◆ Given instruction ◆
Copy each line below in which the word "refundacji" occurs.

◆ Dataset rows ◆
=-=-=

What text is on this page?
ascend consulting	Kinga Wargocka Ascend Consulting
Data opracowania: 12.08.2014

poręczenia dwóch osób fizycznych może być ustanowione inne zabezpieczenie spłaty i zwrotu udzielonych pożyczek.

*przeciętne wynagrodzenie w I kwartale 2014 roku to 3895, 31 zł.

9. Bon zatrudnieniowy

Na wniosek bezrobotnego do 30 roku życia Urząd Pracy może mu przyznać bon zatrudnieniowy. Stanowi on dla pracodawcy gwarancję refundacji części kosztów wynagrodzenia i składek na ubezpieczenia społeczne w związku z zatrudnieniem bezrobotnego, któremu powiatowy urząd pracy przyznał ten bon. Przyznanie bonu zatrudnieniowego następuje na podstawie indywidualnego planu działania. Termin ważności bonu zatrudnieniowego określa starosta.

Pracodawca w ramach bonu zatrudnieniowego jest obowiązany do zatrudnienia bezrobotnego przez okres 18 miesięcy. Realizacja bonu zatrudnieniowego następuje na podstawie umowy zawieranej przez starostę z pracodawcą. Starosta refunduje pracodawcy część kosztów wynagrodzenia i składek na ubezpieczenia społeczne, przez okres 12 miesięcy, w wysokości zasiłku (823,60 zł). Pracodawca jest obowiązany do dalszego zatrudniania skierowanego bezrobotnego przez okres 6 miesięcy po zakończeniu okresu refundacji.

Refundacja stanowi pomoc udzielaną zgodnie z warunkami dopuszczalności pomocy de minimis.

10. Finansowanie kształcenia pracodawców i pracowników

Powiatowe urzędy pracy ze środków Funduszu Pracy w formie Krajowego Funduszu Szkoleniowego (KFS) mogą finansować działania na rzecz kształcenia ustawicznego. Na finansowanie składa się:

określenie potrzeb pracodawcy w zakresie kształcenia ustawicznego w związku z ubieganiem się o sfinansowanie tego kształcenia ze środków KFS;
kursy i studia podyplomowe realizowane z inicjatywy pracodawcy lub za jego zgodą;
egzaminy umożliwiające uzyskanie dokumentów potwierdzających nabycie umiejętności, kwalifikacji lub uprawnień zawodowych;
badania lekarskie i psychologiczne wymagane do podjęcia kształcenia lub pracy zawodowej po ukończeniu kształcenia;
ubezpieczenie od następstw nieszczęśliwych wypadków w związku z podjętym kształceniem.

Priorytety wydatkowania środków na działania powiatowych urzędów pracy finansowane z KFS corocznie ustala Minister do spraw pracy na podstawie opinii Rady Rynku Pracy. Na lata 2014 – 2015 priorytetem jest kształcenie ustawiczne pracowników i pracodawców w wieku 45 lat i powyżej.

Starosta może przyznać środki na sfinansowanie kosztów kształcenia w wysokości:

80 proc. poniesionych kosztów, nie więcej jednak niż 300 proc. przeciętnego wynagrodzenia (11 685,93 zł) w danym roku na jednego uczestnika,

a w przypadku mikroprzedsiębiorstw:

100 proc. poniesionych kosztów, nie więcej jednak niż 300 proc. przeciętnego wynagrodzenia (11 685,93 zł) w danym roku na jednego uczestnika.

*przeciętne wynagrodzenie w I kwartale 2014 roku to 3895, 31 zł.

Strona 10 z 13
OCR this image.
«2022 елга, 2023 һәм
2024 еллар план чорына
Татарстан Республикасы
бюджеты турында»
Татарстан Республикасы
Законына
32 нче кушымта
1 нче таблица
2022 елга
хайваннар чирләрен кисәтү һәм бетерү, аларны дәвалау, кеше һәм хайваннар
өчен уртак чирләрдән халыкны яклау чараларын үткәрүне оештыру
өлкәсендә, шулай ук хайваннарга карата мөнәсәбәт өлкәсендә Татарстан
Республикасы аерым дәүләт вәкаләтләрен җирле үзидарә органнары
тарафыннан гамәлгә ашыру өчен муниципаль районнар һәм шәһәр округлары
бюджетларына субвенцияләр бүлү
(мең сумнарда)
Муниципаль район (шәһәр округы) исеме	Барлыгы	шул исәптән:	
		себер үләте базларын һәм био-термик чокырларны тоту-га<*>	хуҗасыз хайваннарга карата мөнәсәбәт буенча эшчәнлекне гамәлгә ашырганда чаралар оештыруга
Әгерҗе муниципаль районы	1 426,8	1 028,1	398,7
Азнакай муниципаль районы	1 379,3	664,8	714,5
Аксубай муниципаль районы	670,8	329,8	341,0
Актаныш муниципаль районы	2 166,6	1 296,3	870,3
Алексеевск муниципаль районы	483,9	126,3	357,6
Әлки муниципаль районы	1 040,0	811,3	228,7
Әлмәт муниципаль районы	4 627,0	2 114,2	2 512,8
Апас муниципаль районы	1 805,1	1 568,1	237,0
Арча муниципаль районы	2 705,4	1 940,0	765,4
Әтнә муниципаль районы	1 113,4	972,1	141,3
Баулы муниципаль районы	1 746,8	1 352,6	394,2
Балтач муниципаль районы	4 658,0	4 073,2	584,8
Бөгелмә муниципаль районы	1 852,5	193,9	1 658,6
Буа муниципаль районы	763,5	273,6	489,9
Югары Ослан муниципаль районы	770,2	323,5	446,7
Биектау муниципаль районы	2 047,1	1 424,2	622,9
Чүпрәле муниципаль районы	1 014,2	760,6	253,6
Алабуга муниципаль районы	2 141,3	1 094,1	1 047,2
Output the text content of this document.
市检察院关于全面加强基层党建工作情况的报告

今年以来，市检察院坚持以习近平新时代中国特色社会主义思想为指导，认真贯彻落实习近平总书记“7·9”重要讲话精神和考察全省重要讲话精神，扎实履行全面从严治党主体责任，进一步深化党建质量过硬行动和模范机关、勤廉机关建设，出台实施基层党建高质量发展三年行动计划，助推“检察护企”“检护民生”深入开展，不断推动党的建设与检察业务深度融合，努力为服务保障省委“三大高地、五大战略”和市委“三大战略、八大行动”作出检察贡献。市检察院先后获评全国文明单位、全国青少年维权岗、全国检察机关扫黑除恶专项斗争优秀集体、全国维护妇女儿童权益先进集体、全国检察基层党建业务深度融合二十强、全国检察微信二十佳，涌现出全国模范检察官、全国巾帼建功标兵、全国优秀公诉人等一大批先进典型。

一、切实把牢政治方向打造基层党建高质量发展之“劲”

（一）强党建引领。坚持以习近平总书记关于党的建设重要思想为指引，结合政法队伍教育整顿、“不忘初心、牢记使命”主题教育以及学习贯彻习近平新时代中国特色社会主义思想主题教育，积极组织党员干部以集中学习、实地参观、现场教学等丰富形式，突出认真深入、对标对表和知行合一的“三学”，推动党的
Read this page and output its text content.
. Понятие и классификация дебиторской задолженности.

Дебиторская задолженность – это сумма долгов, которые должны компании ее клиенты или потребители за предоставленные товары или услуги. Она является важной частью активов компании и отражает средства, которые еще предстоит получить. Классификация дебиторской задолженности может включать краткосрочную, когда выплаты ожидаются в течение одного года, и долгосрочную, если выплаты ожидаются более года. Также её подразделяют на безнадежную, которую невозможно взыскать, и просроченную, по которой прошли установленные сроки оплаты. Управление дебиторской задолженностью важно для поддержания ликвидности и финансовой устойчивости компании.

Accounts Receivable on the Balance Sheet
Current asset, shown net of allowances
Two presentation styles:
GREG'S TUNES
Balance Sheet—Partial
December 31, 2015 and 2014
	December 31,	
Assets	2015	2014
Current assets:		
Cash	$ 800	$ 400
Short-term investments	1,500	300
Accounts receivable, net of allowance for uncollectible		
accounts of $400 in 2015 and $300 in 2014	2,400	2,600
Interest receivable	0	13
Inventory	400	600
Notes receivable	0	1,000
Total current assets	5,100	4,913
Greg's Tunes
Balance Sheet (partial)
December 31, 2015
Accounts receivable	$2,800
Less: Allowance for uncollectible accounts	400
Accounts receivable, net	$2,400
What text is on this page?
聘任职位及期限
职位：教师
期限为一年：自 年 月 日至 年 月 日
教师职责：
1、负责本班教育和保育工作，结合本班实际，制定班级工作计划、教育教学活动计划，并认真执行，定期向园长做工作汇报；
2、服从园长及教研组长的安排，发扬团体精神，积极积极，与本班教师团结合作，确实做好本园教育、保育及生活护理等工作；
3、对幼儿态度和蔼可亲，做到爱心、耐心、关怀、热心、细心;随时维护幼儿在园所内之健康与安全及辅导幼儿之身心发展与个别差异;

=-=-=

◆ Result of this task ◆
Na wniosek bezrobotnego do 30 roku życia Urząd Pracy może mu przyznać bon zatrudnieniowy. Stanowi on dla pracodawcy gwarancję refundacji części kosztów wynagrodzenia i składek na ubezpieczenia społeczne w związku z zatrudnieniem bezrobotnego, któremu powiatowy urząd pracy przyznał ten bon. Przyznanie bonu zatrudnieniowego następuje na podstawie indywidualnego planu działania. Termin ważności bonu zatrudnieniowego określa starosta.
Pracodawca w ramach bonu zatrudnieniowego jest obowiązany do zatrudnienia bezrobotnego przez okres 18 miesięcy. Realizacja bonu zatrudnieniowego następuje na podstawie umowy zawieranej przez starostę z pracodawcą. Starosta refunduje pracodawcy część kosztów wynagrodzenia i składek na ubezpieczenia społeczne, przez okres 12 miesięcy, w wysokości zasiłku (823,60 zł). Pracodawca jest obowiązany do dalszego zatrudniania skierowanego bezrobotnego przez okres 6 miesięcy po zakończeniu okresu refundacji.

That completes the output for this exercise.